→ **PROBLEM STATEMENT**
Would you copy all lines in the data that contain the word "einem"?

→ **RECORDS FOR THE EXERCISE**
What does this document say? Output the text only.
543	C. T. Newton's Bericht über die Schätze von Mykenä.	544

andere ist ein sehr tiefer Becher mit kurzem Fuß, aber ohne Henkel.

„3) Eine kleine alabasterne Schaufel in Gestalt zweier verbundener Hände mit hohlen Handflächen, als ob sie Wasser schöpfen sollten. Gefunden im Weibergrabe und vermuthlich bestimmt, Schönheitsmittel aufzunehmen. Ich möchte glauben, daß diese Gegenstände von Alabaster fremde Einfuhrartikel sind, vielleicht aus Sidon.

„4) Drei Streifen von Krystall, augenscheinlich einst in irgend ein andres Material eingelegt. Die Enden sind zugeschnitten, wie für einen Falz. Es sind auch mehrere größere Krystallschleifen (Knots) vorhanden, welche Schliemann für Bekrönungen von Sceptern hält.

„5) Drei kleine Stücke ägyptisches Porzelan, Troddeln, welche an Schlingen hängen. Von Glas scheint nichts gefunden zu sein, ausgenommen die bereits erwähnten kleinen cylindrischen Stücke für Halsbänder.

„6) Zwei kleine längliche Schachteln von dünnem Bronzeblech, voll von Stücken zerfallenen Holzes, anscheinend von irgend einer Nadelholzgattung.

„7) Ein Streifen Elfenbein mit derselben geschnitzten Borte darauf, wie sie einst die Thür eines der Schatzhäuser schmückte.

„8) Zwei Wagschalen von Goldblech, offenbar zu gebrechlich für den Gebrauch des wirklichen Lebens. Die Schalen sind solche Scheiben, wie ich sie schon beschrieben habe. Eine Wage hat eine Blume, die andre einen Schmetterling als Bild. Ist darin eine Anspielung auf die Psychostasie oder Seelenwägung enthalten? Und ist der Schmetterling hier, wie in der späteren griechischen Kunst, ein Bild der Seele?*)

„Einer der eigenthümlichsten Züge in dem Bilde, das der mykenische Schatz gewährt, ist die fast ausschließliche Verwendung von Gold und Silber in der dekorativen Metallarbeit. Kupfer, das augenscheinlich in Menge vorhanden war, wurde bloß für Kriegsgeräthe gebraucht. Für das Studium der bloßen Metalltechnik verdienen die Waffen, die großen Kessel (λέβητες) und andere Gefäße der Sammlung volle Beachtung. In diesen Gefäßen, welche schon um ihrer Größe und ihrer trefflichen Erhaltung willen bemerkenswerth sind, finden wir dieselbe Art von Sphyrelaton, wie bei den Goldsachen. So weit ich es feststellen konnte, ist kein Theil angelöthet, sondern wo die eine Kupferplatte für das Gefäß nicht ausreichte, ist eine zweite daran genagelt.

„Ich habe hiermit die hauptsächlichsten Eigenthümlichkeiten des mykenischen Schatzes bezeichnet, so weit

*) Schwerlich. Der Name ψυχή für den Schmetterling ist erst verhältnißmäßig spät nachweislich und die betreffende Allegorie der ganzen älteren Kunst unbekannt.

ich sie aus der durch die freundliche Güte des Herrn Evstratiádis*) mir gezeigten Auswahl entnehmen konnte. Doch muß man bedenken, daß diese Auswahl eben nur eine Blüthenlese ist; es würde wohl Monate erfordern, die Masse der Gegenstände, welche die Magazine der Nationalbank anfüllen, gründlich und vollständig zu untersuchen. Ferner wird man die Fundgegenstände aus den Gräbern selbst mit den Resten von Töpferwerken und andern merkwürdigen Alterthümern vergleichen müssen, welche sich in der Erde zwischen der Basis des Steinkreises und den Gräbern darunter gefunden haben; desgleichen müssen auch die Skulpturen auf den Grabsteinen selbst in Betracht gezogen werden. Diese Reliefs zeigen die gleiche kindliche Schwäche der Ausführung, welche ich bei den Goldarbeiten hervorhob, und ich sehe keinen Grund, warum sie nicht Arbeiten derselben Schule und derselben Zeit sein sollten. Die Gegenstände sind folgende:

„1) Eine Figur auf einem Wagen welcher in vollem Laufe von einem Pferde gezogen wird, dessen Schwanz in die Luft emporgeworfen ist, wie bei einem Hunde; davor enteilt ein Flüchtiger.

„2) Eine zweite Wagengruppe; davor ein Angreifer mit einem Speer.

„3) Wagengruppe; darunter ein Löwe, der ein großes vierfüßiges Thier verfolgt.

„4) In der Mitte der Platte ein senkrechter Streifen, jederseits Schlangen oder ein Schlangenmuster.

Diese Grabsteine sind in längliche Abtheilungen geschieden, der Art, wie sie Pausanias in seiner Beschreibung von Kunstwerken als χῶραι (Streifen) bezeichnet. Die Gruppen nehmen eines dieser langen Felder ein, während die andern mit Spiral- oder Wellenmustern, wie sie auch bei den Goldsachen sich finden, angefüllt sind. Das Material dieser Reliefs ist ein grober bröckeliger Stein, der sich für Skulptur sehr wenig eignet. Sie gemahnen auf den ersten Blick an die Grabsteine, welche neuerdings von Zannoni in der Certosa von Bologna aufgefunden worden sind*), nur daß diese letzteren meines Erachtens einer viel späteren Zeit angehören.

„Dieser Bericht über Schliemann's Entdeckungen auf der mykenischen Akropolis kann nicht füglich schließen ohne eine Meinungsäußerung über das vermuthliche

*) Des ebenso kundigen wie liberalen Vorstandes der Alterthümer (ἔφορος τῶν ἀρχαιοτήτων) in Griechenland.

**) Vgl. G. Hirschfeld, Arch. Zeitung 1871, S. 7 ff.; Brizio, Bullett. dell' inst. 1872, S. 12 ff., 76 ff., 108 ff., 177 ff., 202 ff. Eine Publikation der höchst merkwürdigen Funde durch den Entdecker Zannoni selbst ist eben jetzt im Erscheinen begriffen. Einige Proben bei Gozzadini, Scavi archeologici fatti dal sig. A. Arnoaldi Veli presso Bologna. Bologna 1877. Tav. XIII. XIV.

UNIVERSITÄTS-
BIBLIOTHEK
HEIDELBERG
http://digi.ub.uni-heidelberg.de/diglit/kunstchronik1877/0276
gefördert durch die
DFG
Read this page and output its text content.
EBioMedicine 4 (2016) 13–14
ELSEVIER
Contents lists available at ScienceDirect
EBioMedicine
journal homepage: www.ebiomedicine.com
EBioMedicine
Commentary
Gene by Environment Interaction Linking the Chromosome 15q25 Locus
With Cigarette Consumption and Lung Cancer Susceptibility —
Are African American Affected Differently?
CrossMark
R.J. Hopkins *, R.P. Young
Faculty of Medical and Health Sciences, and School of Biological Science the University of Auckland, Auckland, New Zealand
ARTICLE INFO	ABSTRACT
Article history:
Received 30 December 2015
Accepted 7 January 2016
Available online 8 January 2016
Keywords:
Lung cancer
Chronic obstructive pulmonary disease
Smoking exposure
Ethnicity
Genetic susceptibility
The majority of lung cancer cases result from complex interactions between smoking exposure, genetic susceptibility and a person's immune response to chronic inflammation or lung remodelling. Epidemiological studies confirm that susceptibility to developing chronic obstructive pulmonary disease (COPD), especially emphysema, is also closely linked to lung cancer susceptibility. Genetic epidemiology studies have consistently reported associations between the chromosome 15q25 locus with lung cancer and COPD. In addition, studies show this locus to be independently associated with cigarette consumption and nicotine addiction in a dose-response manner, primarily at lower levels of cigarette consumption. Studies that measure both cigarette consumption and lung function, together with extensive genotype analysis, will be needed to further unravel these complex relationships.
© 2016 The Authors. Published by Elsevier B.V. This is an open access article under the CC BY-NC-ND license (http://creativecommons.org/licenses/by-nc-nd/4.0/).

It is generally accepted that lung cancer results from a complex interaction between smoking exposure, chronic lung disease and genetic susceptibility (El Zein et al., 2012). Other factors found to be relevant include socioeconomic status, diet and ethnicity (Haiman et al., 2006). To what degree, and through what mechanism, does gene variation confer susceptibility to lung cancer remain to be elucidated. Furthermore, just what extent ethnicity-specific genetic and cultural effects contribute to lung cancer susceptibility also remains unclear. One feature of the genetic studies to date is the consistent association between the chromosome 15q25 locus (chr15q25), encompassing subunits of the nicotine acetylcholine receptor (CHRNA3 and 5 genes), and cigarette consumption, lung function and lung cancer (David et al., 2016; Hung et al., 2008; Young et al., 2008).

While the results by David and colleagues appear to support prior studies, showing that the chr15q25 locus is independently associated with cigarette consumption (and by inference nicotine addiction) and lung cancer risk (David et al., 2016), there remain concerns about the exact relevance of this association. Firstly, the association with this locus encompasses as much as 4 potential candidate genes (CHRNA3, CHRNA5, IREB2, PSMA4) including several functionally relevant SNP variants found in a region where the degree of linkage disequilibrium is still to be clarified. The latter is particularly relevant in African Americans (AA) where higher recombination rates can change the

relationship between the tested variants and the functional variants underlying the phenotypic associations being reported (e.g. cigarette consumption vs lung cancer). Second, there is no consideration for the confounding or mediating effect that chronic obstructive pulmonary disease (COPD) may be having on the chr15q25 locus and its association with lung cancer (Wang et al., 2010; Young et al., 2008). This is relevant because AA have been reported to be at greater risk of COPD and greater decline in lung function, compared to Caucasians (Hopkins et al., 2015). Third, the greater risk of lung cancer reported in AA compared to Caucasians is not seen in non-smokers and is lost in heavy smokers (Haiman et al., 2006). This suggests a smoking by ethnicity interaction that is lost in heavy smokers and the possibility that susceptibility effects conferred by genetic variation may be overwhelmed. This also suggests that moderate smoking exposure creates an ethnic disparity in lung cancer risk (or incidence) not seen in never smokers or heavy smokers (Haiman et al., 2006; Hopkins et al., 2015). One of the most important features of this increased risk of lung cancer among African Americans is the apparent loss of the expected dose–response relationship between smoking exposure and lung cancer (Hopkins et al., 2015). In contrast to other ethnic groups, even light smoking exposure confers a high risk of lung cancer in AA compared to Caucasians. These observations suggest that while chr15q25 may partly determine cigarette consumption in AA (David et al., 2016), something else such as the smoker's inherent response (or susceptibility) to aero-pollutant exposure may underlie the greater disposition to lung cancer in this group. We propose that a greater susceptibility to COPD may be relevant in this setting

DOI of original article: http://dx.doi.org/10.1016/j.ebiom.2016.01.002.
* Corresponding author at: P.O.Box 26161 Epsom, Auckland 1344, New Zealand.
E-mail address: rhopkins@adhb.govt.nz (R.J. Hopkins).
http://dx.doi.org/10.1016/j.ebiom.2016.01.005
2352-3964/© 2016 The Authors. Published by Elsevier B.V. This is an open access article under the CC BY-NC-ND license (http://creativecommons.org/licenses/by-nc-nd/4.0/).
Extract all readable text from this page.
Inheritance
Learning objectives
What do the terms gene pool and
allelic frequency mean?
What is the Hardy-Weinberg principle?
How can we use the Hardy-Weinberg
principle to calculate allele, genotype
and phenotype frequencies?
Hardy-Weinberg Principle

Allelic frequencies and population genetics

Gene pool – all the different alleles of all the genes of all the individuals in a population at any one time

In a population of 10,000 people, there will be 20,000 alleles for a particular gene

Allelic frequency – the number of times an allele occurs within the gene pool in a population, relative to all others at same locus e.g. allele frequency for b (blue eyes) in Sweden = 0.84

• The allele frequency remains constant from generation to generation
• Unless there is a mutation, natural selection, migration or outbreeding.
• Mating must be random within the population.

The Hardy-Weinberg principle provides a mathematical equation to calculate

→ **REPLY**
„1) Eine Figur auf einem Wagen welcher in vollem Laufe von einem Pferde gezogen wird, dessen Schwanz in die Luft emporgeworfen ist, wie bei einem Hunde; davor enteilt ein Flüchtiger.
„2) Eine zweite Wagengruppe; davor ein Angreifer mit einem Speer.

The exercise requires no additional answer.